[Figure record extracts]
▼

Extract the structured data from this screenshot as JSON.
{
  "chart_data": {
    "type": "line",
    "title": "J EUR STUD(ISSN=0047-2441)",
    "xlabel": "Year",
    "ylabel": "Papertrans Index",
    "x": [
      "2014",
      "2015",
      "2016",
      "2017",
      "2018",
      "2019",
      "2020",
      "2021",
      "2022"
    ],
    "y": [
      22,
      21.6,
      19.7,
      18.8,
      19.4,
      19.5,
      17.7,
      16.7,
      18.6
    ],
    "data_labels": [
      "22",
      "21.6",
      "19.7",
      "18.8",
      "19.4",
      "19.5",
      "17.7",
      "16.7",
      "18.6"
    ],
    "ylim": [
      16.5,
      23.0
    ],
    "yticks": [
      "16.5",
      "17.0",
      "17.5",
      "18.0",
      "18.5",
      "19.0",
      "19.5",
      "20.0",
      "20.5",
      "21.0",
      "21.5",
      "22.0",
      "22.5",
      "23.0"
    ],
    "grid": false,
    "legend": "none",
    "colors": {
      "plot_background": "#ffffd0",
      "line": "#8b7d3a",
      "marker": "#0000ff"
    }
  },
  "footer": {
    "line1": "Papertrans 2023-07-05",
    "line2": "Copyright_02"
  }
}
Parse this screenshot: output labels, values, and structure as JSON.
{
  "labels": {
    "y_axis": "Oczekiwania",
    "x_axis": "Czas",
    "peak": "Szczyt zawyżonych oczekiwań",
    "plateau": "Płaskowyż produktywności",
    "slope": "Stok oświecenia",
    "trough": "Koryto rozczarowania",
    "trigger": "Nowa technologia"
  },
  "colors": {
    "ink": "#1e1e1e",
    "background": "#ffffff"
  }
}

▲

◆ What the exercise asks:
Look above for the line that holds "Parse this screenshot: output", then copy it and each line after it exactly, through the last line of the data.

◆ Written reply:
Parse this screenshot: output labels, values, and structure as JSON.
{
  "labels": {
    "y_axis": "Oczekiwania",
    "x_axis": "Czas",
    "peak": "Szczyt zawyżonych oczekiwań",
    "plateau": "Płaskowyż produktywności",
    "slope": "Stok oświecenia",
    "trough": "Koryto rozczarowania",
    "trigger": "Nowa technologia"
  },
  "colors": {
    "ink": "#1e1e1e",
    "background": "#ffffff"
  }
}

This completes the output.